DIRECTIONS FOR THIS TASK> Give the records back in full, exactly as they read.
----------------------------------------
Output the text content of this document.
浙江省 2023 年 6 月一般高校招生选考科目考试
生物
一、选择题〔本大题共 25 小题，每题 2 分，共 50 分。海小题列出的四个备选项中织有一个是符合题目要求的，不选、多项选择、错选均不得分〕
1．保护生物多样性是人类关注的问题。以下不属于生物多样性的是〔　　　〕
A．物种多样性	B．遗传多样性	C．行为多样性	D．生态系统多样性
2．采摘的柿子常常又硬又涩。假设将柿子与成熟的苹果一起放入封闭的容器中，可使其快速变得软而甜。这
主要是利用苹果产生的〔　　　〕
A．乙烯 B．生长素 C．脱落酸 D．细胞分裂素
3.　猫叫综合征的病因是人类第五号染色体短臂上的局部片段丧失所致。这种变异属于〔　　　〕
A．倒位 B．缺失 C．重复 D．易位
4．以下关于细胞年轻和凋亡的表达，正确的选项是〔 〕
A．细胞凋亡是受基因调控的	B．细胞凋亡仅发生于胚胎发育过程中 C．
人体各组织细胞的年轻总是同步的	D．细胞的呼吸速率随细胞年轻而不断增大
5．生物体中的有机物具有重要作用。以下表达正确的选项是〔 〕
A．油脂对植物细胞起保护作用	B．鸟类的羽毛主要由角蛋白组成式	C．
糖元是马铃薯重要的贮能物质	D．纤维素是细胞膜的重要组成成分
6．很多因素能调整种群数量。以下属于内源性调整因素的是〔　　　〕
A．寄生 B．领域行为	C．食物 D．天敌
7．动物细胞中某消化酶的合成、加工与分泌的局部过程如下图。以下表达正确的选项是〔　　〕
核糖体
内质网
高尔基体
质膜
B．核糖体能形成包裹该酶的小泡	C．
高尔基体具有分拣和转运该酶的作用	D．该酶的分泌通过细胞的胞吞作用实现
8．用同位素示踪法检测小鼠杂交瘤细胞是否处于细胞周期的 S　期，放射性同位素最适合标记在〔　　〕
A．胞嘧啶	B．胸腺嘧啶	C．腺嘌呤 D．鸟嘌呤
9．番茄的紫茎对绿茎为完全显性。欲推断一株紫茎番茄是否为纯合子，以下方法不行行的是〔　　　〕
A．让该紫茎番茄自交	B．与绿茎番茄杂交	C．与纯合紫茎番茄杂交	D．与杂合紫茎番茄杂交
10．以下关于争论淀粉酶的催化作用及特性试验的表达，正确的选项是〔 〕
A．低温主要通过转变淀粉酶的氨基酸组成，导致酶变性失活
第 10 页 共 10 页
----------------------------------------
SOLUTION BELOW>
Output the text content of this document.
浙江省 2023 年 6 月一般高校招生选考科目考试
生物
一、选择题〔本大题共 25 小题，每题 2 分，共 50 分。海小题列出的四个备选项中织有一个是符合题目要求的，不选、多项选择、错选均不得分〕
1．保护生物多样性是人类关注的问题。以下不属于生物多样性的是〔　　　〕
A．物种多样性	B．遗传多样性	C．行为多样性	D．生态系统多样性
2．采摘的柿子常常又硬又涩。假设将柿子与成熟的苹果一起放入封闭的容器中，可使其快速变得软而甜。这
主要是利用苹果产生的〔　　　〕
A．乙烯 B．生长素 C．脱落酸 D．细胞分裂素
3.　猫叫综合征的病因是人类第五号染色体短臂上的局部片段丧失所致。这种变异属于〔　　　〕
A．倒位 B．缺失 C．重复 D．易位
4．以下关于细胞年轻和凋亡的表达，正确的选项是〔 〕
A．细胞凋亡是受基因调控的	B．细胞凋亡仅发生于胚胎发育过程中 C．
人体各组织细胞的年轻总是同步的	D．细胞的呼吸速率随细胞年轻而不断增大
5．生物体中的有机物具有重要作用。以下表达正确的选项是〔 〕
A．油脂对植物细胞起保护作用	B．鸟类的羽毛主要由角蛋白组成式	C．
糖元是马铃薯重要的贮能物质	D．纤维素是细胞膜的重要组成成分
6．很多因素能调整种群数量。以下属于内源性调整因素的是〔　　　〕
A．寄生 B．领域行为	C．食物 D．天敌
7．动物细胞中某消化酶的合成、加工与分泌的局部过程如下图。以下表达正确的选项是〔　　〕
核糖体
内质网
高尔基体
质膜
B．核糖体能形成包裹该酶的小泡	C．
高尔基体具有分拣和转运该酶的作用	D．该酶的分泌通过细胞的胞吞作用实现
8．用同位素示踪法检测小鼠杂交瘤细胞是否处于细胞周期的 S　期，放射性同位素最适合标记在〔　　〕
A．胞嘧啶	B．胸腺嘧啶	C．腺嘌呤 D．鸟嘌呤
9．番茄的紫茎对绿茎为完全显性。欲推断一株紫茎番茄是否为纯合子，以下方法不行行的是〔　　　〕
A．让该紫茎番茄自交	B．与绿茎番茄杂交	C．与纯合紫茎番茄杂交	D．与杂合紫茎番茄杂交
10．以下关于争论淀粉酶的催化作用及特性试验的表达，正确的选项是〔 〕
A．低温主要通过转变淀粉酶的氨基酸组成，导致酶变性失活
第 10 页 共 10 页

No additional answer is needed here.